╭─ Entries supplied

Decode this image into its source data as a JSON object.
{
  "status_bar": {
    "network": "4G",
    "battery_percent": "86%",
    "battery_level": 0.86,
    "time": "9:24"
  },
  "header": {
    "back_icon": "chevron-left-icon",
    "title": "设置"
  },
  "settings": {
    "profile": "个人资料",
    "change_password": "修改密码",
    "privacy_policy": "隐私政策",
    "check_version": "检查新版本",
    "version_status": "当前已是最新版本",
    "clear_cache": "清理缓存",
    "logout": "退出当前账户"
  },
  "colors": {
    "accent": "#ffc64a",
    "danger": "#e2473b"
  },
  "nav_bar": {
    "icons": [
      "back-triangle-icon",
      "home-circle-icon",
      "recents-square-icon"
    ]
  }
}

╰─

■ Problem details
Give back the data above exactly as it appears.

■ Written answer
Decode this image into its source data as a JSON object.
{
  "status_bar": {
    "network": "4G",
    "battery_percent": "86%",
    "battery_level": 0.86,
    "time": "9:24"
  },
  "header": {
    "back_icon": "chevron-left-icon",
    "title": "设置"
  },
  "settings": {
    "profile": "个人资料",
    "change_password": "修改密码",
    "privacy_policy": "隐私政策",
    "check_version": "检查新版本",
    "version_status": "当前已是最新版本",
    "clear_cache": "清理缓存",
    "logout": "退出当前账户"
  },
  "colors": {
    "accent": "#ffc64a",
    "danger": "#e2473b"
  },
  "nav_bar": {
    "icons": [
      "back-triangle-icon",
      "home-circle-icon",
      "recents-square-icon"
    ]
  }
}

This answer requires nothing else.